Passage to read:

[START]

This post originally appeared in FutureSource’s Fast Break Newsletter, where Drew Wilkins is a regular contributor on various futures trading topics.
One of the most common questions a futures broker gets is, “How do options on futures work?” The truth is, options can be as simple or complex as you want them to be. This article will focus on the basics of buying options on futures, basically starting from scratch.
There are two types of options, calls and puts. The options can either be bought or sold. We will only focus on buying options in this article. Buying a call gives you the right to take a long position on the underlying futures contract. Buying a put gives you the right to take a short position on the underlying futures contract. Simply stated, when you think the market will go up, buy a call. When you think the market will go down, buy a put.

[END]

Your task: Extend the article on buying options on futures, picking up right after its last sentence.

Excerpted records:
[START]

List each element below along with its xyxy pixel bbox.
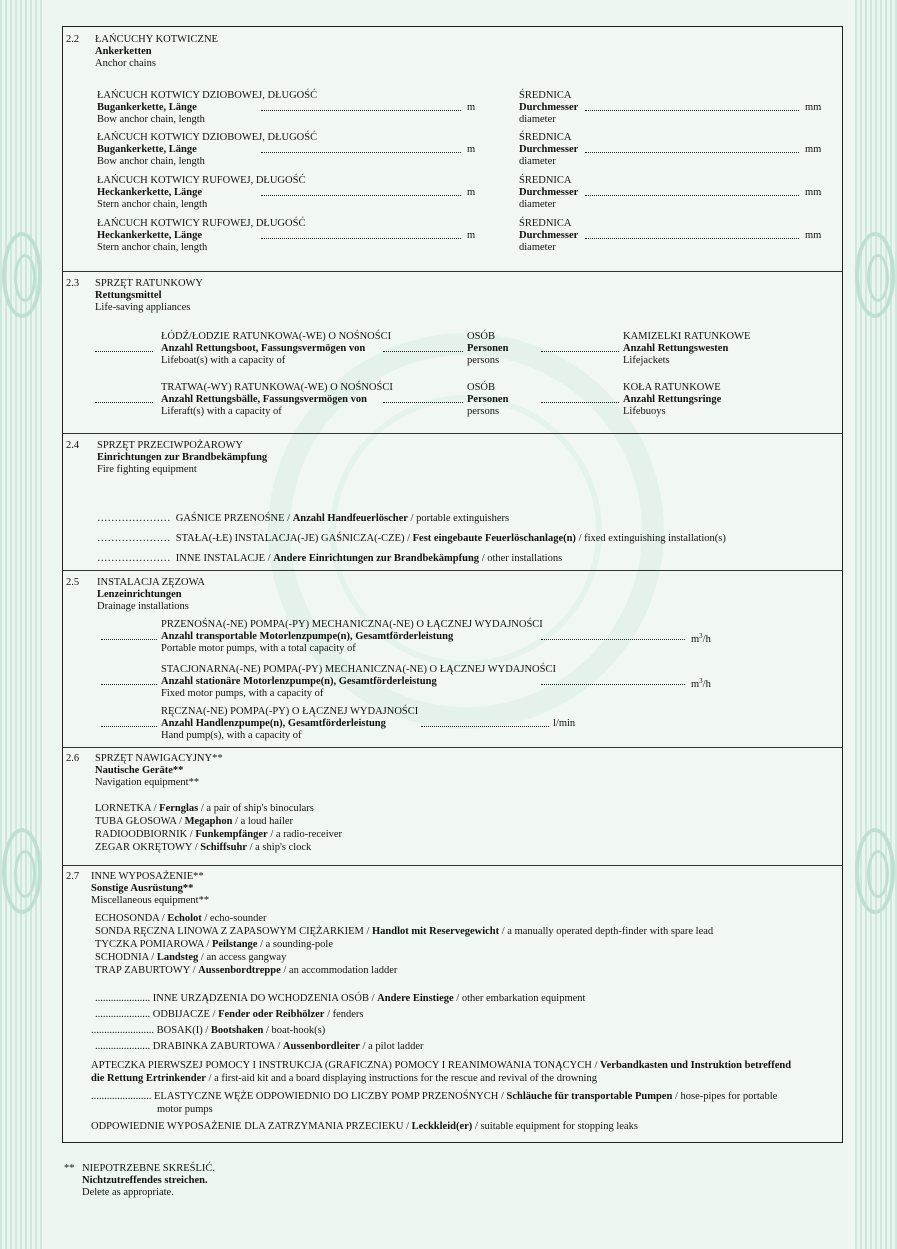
section-number: 2.7 <box>66 871 80 882</box>
lifejacket-count-field[interactable] <box>541 342 619 352</box>
lifebuoy-label-de: Anzahl Rettungsringe <box>623 394 722 405</box>
unit: m <box>467 102 476 113</box>
liferaft-label-en: Liferaft(s) with a capacity of <box>161 406 282 417</box>
persons-label-pl: OSÓB <box>467 331 496 342</box>
row-label-en: Bow anchor chain, length <box>97 156 205 167</box>
lifejacket-label-de: Anzahl Rettungswesten <box>623 343 729 354</box>
fire-equipment-line <box>97 532 726 545</box>
diameter-label-pl: ŚREDNICA <box>519 90 572 101</box>
section-number: 2.2 <box>66 34 80 45</box>
pump-count-field[interactable] <box>101 630 157 640</box>
footnote-de: Nichtzutreffendes streichen. <box>82 1175 208 1186</box>
pump-label-de: Anzahl transportable Motorlenzpumpe(n), Gesamtförderleistung <box>161 631 454 642</box>
misc-dotted-item: ..................... INNE URZĄDZENIA DO WCHODZENIA OSÓB / Andere Einstiege / other embarkation equipment <box>95 993 586 1004</box>
section-title-pl: ŁAŃCUCHY KOTWICZNE <box>95 34 218 45</box>
diameter-label-de: Durchmesser <box>519 230 579 241</box>
section-number: 2.5 <box>66 577 80 588</box>
row-label-pl: ŁAŃCUCH KOTWICY RUFOWEJ, DŁUGOŚĆ <box>97 218 306 229</box>
lifeboat-capacity-field[interactable] <box>383 342 463 352</box>
misc-item: TYCZKA POMIAROWA / Peilstange / a sounding-pole <box>95 939 333 950</box>
section-title-pl: INSTALACJA ZĘZOWA <box>97 577 205 588</box>
section-title-pl: INNE WYPOSAŻENIE** <box>91 871 204 882</box>
label-en: / portable extinguishers <box>407 513 510 524</box>
diameter-label-pl: ŚREDNICA <box>519 132 572 143</box>
length-field[interactable] <box>261 101 461 111</box>
row-label-en: Stern anchor chain, length <box>97 242 208 253</box>
misc-dotted-item: ........................ BOSAK(I) / Bootshaken / boat-hook(s) <box>91 1025 326 1036</box>
persons-label-en: persons <box>467 406 500 417</box>
lifeboat-count-field[interactable] <box>95 342 153 352</box>
section-title-de: Nautische Geräte** <box>95 765 184 776</box>
misc-item: SCHODNIA / Landsteg / an access gangway <box>95 952 287 963</box>
count-field[interactable]: ..................... <box>95 1041 151 1052</box>
section-life-saving <box>63 271 842 434</box>
pump-label-pl: PRZENOŚNA(-NE) POMPA(-PY) MECHANICZNA(-NE) O ŁĄCZNEJ WYDAJNOŚCI <box>161 619 543 630</box>
lifebuoy-label-pl: KOŁA RATUNKOWE <box>623 382 721 393</box>
footnote-en: Delete as appropriate. <box>82 1187 174 1198</box>
section-title-pl: SPRZĘT RATUNKOWY <box>95 278 204 289</box>
row-label-pl: ŁAŃCUCH KOTWICY DZIOBOWEJ, DŁUGOŚĆ <box>97 90 318 101</box>
right-knot-ornament <box>855 828 895 914</box>
section-title-en: Life-saving appliances <box>95 302 191 313</box>
label-pl: INNE INSTALACJE / <box>175 553 274 564</box>
lifebuoy-count-field[interactable] <box>541 393 619 403</box>
count-field[interactable]: ………………… <box>97 553 171 564</box>
diameter-field[interactable] <box>585 143 799 153</box>
count-field[interactable]: ..................... <box>95 1009 151 1020</box>
unit: m <box>467 144 476 155</box>
label-de: Fest eingebaute Feuerlöschanlage(n) <box>412 533 576 544</box>
liferaft-label-pl: TRATWA(-WY) RATUNKOWA(-WE) O NOŚNOŚCI <box>161 382 393 393</box>
persons-label-en: persons <box>467 355 500 366</box>
left-guilloche-border <box>0 0 42 1249</box>
hoses-line-2: motor pumps <box>157 1104 213 1115</box>
navigation-item: RADIOODBIORNIK / Funkempfänger / a radio-receiver <box>95 829 343 840</box>
unit: mm <box>805 230 822 241</box>
row-label-de: Bugankerkette, Länge <box>97 144 197 155</box>
right-guilloche-border <box>855 0 897 1249</box>
pump-label-de: Anzahl stationäre Motorlenzpumpe(n), Gesamtförderleistung <box>161 676 437 687</box>
section-title-de: Rettungsmittel <box>95 290 162 301</box>
pump-unit: l/min <box>553 718 576 729</box>
diameter-field[interactable] <box>585 101 799 111</box>
section-title-de: Lenzeinrichtungen <box>97 589 182 600</box>
pump-label-pl: STACJONARNA(-NE) POMPA(-PY) MECHANICZNA(-NE) O ŁĄCZNEJ WYDAJNOŚCI <box>161 664 556 675</box>
navigation-item: TUBA GŁOSOWA / Megaphon / a loud hailer <box>95 816 294 827</box>
count-field[interactable]: ..................... <box>95 993 151 1004</box>
label-en: / other installations <box>479 553 563 564</box>
persons-label-de: Personen <box>467 394 509 405</box>
pump-capacity-field[interactable] <box>541 630 685 640</box>
diameter-field[interactable] <box>585 229 799 239</box>
diameter-label-de: Durchmesser <box>519 102 579 113</box>
pump-label-pl: RĘCZNA(-NE) POMPA(-PY) O ŁĄCZNEJ WYDAJNOŚCI <box>161 706 419 717</box>
section-title-en: Fire fighting equipment <box>97 464 197 475</box>
label-en: / fixed extinguishing installation(s) <box>575 533 726 544</box>
diameter-field[interactable] <box>585 186 799 196</box>
pump-label-en: Hand pump(s), with a capacity of <box>161 730 302 741</box>
lifejacket-label-pl: KAMIZELKI RATUNKOWE <box>623 331 751 342</box>
section-title-en: Navigation equipment** <box>95 777 200 788</box>
leak-equipment-line: ODPOWIEDNIE WYPOSAŻENIE DLA ZATRZYMANIA PRZECIEKU / Leckkleid(er) / suitable equipment for stopping leaks <box>91 1121 638 1132</box>
diameter-label-pl: ŚREDNICA <box>519 175 572 186</box>
first-aid-line-2: die Rettung Ertrinkender / a first-aid kit and a board displaying instructions for the rescue and revival of the drowning <box>91 1073 597 1084</box>
row-label-en: Stern anchor chain, length <box>97 199 208 210</box>
length-field[interactable] <box>261 186 461 196</box>
footnote-mark: ** <box>64 1163 75 1174</box>
hoses-line-1: ....................... ELASTYCZNE WĘŻE ODPOWIEDNIO DO LICZBY POMP PRZENOŚNYCH / Schläuche für transportable Pumpen / hose-pipes for portable <box>91 1091 778 1102</box>
pump-capacity-field[interactable] <box>541 675 685 685</box>
length-field[interactable] <box>261 143 461 153</box>
row-label-de: Heckankerkette, Länge <box>97 187 202 198</box>
misc-item: ECHOSONDA / Echolot / echo-sounder <box>95 913 267 924</box>
section-number: 2.6 <box>66 753 80 764</box>
section-drainage <box>63 570 842 748</box>
unit: m <box>467 230 476 241</box>
misc-item: SONDA RĘCZNA LINOWA Z ZAPASOWYM CIĘŻARKIEM / Handlot mit Reservegewicht / a manually operated depth-finder with spare lead <box>95 926 714 937</box>
fire-equipment-line <box>97 512 509 525</box>
section-fire-fighting <box>63 433 842 571</box>
liferaft-count-field[interactable] <box>95 393 153 403</box>
section-title-en: Drainage installations <box>97 601 189 612</box>
unit: mm <box>805 102 822 113</box>
pump-capacity-field[interactable] <box>421 717 549 727</box>
fire-equipment-line <box>97 552 562 565</box>
count-field[interactable]: ………………… <box>97 533 171 544</box>
count-field[interactable]: ........................ <box>91 1025 154 1036</box>
persons-label-pl: OSÓB <box>467 382 496 393</box>
section-miscellaneous <box>63 865 842 1144</box>
lifeboat-label-pl: ŁÓDŹ/ŁODZIE RATUNKOWA(-WE) O NOŚNOŚCI <box>161 331 392 342</box>
row-label-en: Bow anchor chain, length <box>97 114 205 125</box>
count-field[interactable]: ....................... <box>91 1091 152 1102</box>
diameter-label-de: Durchmesser <box>519 144 579 155</box>
pump-unit: $m^3/h$ <box>691 677 711 690</box>
section-number: 2.4 <box>66 440 80 451</box>
label-de: Andere Einrichtungen zur Brandbekämpfung <box>273 553 480 564</box>
label-de: Anzahl Handfeuerlöscher <box>292 513 408 524</box>
label-pl: STAŁA(-ŁE) INSTALACJA(-JE) GAŚNICZA(-CZE) / <box>175 533 413 544</box>
section-title-de: Einrichtungen zur Brandbekämpfung <box>97 452 268 463</box>
misc-dotted-item: ..................... DRABINKA ZABURTOWA / Aussenbordleiter / a pilot ladder <box>95 1041 424 1052</box>
unit: mm <box>805 144 822 155</box>
diameter-label-en: diameter <box>519 242 556 253</box>
diameter-label-en: diameter <box>519 156 556 167</box>
lifeboat-label-en: Lifeboat(s) with a capacity of <box>161 355 286 366</box>
navigation-item: ZEGAR OKRĘTOWY / Schiffsuhr / a ship's clock <box>95 842 312 853</box>
pump-label-en: Portable motor pumps, with a total capacity of <box>161 643 356 654</box>
liferaft-label-de: Anzahl Rettungsbälle, Fassungsvermögen von <box>161 394 367 405</box>
lifejacket-label-en: Lifejackets <box>623 355 670 366</box>
unit: m <box>467 187 476 198</box>
equipment-form-frame <box>62 26 843 1143</box>
pump-unit: $m^3/h$ <box>691 632 711 645</box>
persons-label-de: Personen <box>467 343 509 354</box>
lifeboat-label-de: Anzahl Rettungsboot, Fassungsvermögen von <box>161 343 366 354</box>
diameter-label-de: Durchmesser <box>519 187 579 198</box>
label-pl: GAŚNICE PRZENOŚNE / <box>175 513 293 524</box>
pump-label-de: Anzahl Handlenzpumpe(n), Gesamtförderleistung <box>161 718 386 729</box>
row-label-de: Bugankerkette, Länge <box>97 102 197 113</box>
pump-count-field[interactable] <box>101 675 157 685</box>
count-field[interactable]: ………………… <box>97 513 171 524</box>
pump-count-field[interactable] <box>101 717 157 727</box>
diameter-label-en: diameter <box>519 199 556 210</box>
row-label-pl: ŁAŃCUCH KOTWICY DZIOBOWEJ, DŁUGOŚĆ <box>97 132 318 143</box>
section-number: 2.3 <box>66 278 80 289</box>
left-knot-ornament <box>2 828 42 914</box>
first-aid-line-1: APTECZKA PIERWSZEJ POMOCY I INSTRUKCJA (GRAFICZNA) POMOCY I REANIMOWANIA TONĄCYCH / Verbandkasten und Instruktion betreffend <box>91 1060 792 1071</box>
liferaft-capacity-field[interactable] <box>383 393 463 403</box>
unit: mm <box>805 187 822 198</box>
section-title-en: Anchor chains <box>95 58 156 69</box>
length-field[interactable] <box>261 229 461 239</box>
footnote-pl: NIEPOTRZEBNE SKREŚLIĆ. <box>82 1163 216 1174</box>
row-label-pl: ŁAŃCUCH KOTWICY RUFOWEJ, DŁUGOŚĆ <box>97 175 306 186</box>
misc-dotted-item: ..................... ODBIJACZE / Fender oder Reibhölzer / fenders <box>95 1009 364 1020</box>
left-knot-ornament <box>2 232 42 318</box>
section-title-de: Ankerketten <box>95 46 152 57</box>
pump-label-en: Fixed motor pumps, with a capacity of <box>161 688 324 699</box>
lifebuoy-label-en: Lifebuoys <box>623 406 666 417</box>
right-knot-ornament <box>855 232 895 318</box>
section-title-pl: SPRZĘT PRZECIWPOŻAROWY <box>97 440 243 451</box>
diameter-label-pl: ŚREDNICA <box>519 218 572 229</box>
navigation-item: LORNETKA / Fernglas / a pair of ship's binoculars <box>95 803 314 814</box>
section-title-pl: SPRZĘT NAWIGACYJNY** <box>95 753 223 764</box>
misc-item: TRAP ZABURTOWY / Aussenbordtreppe / an accommodation ladder <box>95 965 398 976</box>
row-label-de: Heckankerkette, Länge <box>97 230 202 241</box>
diameter-label-en: diameter <box>519 114 556 125</box>
section-title-en: Miscellaneous equipment** <box>91 895 210 906</box>
section-anchor-chains <box>63 27 842 272</box>
section-title-de: Sonstige Ausrüstung** <box>91 883 194 894</box>
section-navigation <box>63 747 842 866</box>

[END]

The answer:
Understanding the Strike Price
When purchasing a call or put, you will be doing so on an underlying futures contract (e.g. corn futues, gold futures, crude oil futures, etc.). The price at which you purchase the option is called the strike price. Options differ from futures in that you can purchase options at a variety of strike prices, whether the underlying market trades at the price or not. When purchasing the option, you can either purchase strikes that are out of the money, at the money, or in the money.
- Out of the Money Options – Out of the money call (put) options involve strike prices that are purchased above (below) where the underlying market is currently trading.
- At the Money Options – At the money call and put options are strike prices that are purchased where the underlying market is currently trading.
- In the Money Options – In the money call (put) options are strike prices that are purchased below (above) where the underlying market is currently trading.
See the following screenshot for February Gold taken from our Vantage trading platform. Register for a complimentary demo of Vantage.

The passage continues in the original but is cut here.